Raw data:
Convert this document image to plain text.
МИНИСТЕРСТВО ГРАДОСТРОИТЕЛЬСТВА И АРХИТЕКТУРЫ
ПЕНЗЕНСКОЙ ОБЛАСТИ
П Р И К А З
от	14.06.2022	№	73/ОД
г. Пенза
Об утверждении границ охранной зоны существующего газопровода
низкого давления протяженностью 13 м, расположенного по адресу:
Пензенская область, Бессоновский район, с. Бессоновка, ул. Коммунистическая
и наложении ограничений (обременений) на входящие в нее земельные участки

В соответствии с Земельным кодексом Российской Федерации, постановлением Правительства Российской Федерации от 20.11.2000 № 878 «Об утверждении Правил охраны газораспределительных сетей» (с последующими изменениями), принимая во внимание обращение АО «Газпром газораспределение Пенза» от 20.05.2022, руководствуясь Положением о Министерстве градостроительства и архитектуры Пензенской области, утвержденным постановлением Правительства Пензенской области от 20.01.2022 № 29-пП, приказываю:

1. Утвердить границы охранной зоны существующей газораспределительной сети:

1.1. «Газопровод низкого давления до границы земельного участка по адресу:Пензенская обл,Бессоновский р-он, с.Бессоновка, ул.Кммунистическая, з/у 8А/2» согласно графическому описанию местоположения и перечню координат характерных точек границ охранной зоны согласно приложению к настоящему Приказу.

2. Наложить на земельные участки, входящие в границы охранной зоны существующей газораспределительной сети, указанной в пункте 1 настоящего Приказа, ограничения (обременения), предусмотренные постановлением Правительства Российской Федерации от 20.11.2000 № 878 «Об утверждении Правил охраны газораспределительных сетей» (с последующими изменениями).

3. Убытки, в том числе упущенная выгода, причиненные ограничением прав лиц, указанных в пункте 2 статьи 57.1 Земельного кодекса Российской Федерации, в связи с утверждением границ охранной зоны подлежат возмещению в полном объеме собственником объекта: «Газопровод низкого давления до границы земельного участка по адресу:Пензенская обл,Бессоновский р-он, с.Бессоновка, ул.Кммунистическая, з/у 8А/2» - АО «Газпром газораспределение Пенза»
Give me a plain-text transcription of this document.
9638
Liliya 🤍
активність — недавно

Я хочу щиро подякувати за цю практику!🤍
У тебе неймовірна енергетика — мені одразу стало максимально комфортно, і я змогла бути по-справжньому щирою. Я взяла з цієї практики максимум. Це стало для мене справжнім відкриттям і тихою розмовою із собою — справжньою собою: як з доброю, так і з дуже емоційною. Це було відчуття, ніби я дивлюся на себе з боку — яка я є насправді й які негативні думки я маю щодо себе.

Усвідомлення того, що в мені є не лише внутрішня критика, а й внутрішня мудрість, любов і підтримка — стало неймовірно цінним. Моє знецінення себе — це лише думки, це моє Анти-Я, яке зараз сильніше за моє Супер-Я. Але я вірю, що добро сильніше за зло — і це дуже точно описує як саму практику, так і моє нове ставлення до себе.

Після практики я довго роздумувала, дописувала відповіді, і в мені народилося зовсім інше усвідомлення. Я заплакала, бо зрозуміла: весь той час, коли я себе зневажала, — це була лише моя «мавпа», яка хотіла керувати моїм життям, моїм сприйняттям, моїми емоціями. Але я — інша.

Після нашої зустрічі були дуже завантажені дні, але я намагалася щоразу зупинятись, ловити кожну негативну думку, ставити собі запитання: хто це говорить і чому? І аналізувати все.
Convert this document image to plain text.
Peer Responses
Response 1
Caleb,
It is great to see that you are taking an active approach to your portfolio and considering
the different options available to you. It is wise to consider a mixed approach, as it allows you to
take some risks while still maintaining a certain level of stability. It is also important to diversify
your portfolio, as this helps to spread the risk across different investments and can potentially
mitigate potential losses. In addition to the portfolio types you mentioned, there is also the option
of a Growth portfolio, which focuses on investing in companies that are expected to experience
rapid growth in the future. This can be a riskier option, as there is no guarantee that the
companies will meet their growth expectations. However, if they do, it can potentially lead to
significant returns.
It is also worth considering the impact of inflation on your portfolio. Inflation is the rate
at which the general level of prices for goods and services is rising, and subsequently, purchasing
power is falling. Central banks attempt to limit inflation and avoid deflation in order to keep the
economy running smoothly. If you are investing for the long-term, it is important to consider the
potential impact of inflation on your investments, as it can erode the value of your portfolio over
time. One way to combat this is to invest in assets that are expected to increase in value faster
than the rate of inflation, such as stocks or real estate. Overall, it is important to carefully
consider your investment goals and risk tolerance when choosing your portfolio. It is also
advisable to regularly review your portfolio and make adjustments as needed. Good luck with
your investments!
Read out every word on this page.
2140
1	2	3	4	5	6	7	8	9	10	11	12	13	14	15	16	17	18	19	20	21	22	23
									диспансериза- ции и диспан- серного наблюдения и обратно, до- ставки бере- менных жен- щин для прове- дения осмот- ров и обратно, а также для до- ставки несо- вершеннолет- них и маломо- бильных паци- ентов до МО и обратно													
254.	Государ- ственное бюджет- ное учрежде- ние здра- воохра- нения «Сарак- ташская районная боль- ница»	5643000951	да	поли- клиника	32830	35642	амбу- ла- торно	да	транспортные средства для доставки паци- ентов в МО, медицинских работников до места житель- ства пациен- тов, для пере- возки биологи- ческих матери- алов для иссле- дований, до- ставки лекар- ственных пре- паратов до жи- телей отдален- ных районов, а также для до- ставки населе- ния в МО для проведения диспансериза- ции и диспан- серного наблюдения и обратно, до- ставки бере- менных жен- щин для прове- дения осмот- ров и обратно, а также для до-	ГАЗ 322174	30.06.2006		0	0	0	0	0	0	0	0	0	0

Stated problem:
Quote all the records exactly, please, leaving none out.

Written answer:
Convert this document image to plain text.
МИНИСТЕРСТВО ГРАДОСТРОИТЕЛЬСТВА И АРХИТЕКТУРЫ
ПЕНЗЕНСКОЙ ОБЛАСТИ
П Р И К А З
от	14.06.2022	№	73/ОД
г. Пенза
Об утверждении границ охранной зоны существующего газопровода
низкого давления протяженностью 13 м, расположенного по адресу:
Пензенская область, Бессоновский район, с. Бессоновка, ул. Коммунистическая
и наложении ограничений (обременений) на входящие в нее земельные участки

В соответствии с Земельным кодексом Российской Федерации, постановлением Правительства Российской Федерации от 20.11.2000 № 878 «Об утверждении Правил охраны газораспределительных сетей» (с последующими изменениями), принимая во внимание обращение АО «Газпром газораспределение Пенза» от 20.05.2022, руководствуясь Положением о Министерстве градостроительства и архитектуры Пензенской области, утвержденным постановлением Правительства Пензенской области от 20.01.2022 № 29-пП, приказываю:

1. Утвердить границы охранной зоны существующей газораспределительной сети:

1.1. «Газопровод низкого давления до границы земельного участка по адресу:Пензенская обл,Бессоновский р-он, с.Бессоновка, ул.Кммунистическая, з/у 8А/2» согласно графическому описанию местоположения и перечню координат характерных точек границ охранной зоны согласно приложению к настоящему Приказу.

2. Наложить на земельные участки, входящие в границы охранной зоны существующей газораспределительной сети, указанной в пункте 1 настоящего Приказа, ограничения (обременения), предусмотренные постановлением Правительства Российской Федерации от 20.11.2000 № 878 «Об утверждении Правил охраны газораспределительных сетей» (с последующими изменениями).

3. Убытки, в том числе упущенная выгода, причиненные ограничением прав лиц, указанных в пункте 2 статьи 57.1 Земельного кодекса Российской Федерации, в связи с утверждением границ охранной зоны подлежат возмещению в полном объеме собственником объекта: «Газопровод низкого давления до границы земельного участка по адресу:Пензенская обл,Бессоновский р-он, с.Бессоновка, ул.Кммунистическая, з/у 8А/2» - АО «Газпром газораспределение Пенза»
Give me a plain-text transcription of this document.
9638
Liliya 🤍
активність — недавно

Я хочу щиро подякувати за цю практику!🤍
У тебе неймовірна енергетика — мені одразу стало максимально комфортно, і я змогла бути по-справжньому щирою. Я взяла з цієї практики максимум. Це стало для мене справжнім відкриттям і тихою розмовою із собою — справжньою собою: як з доброю, так і з дуже емоційною. Це було відчуття, ніби я дивлюся на себе з боку — яка я є насправді й які негативні думки я маю щодо себе.

Усвідомлення того, що в мені є не лише внутрішня критика, а й внутрішня мудрість, любов і підтримка — стало неймовірно цінним. Моє знецінення себе — це лише думки, це моє Анти-Я, яке зараз сильніше за моє Супер-Я. Але я вірю, що добро сильніше за зло — і це дуже точно описує як саму практику, так і моє нове ставлення до себе.

Після практики я довго роздумувала, дописувала відповіді, і в мені народилося зовсім інше усвідомлення. Я заплакала, бо зрозуміла: весь той час, коли я себе зневажала, — це була лише моя «мавпа», яка хотіла керувати моїм життям, моїм сприйняттям, моїми емоціями. Але я — інша.

Після нашої зустрічі були дуже завантажені дні, але я намагалася щоразу зупинятись, ловити кожну негативну думку, ставити собі запитання: хто це говорить і чому? І аналізувати все.
Convert this document image to plain text.
Peer Responses
Response 1
Caleb,
It is great to see that you are taking an active approach to your portfolio and considering
the different options available to you. It is wise to consider a mixed approach, as it allows you to
take some risks while still maintaining a certain level of stability. It is also important to diversify
your portfolio, as this helps to spread the risk across different investments and can potentially
mitigate potential losses. In addition to the portfolio types you mentioned, there is also the option
of a Growth portfolio, which focuses on investing in companies that are expected to experience
rapid growth in the future. This can be a riskier option, as there is no guarantee that the
companies will meet their growth expectations. However, if they do, it can potentially lead to
significant returns.
It is also worth considering the impact of inflation on your portfolio. Inflation is the rate
at which the general level of prices for goods and services is rising, and subsequently, purchasing
power is falling. Central banks attempt to limit inflation and avoid deflation in order to keep the
economy running smoothly. If you are investing for the long-term, it is important to consider the
potential impact of inflation on your investments, as it can erode the value of your portfolio over
time. One way to combat this is to invest in assets that are expected to increase in value faster
than the rate of inflation, such as stocks or real estate. Overall, it is important to carefully
consider your investment goals and risk tolerance when choosing your portfolio. It is also
advisable to regularly review your portfolio and make adjustments as needed. Good luck with
your investments!
Read out every word on this page.
2140
1	2	3	4	5	6	7	8	9	10	11	12	13	14	15	16	17	18	19	20	21	22	23
									диспансериза- ции и диспан- серного наблюдения и обратно, до- ставки бере- менных жен- щин для прове- дения осмот- ров и обратно, а также для до- ставки несо- вершеннолет- них и маломо- бильных паци- ентов до МО и обратно													
254.	Государ- ственное бюджет- ное учрежде- ние здра- воохра- нения «Сарак- ташская районная боль- ница»	5643000951	да	поли- клиника	32830	35642	амбу- ла- торно	да	транспортные средства для доставки паци- ентов в МО, медицинских работников до места житель- ства пациен- тов, для пере- возки биологи- ческих матери- алов для иссле- дований, до- ставки лекар- ственных пре- паратов до жи- телей отдален- ных районов, а также для до- ставки населе- ния в МО для проведения диспансериза- ции и диспан- серного наблюдения и обратно, до- ставки бере- менных жен- щин для прове- дения осмот- ров и обратно, а также для до-	ГАЗ 322174	30.06.2006		0	0	0	0	0	0	0	0	0	0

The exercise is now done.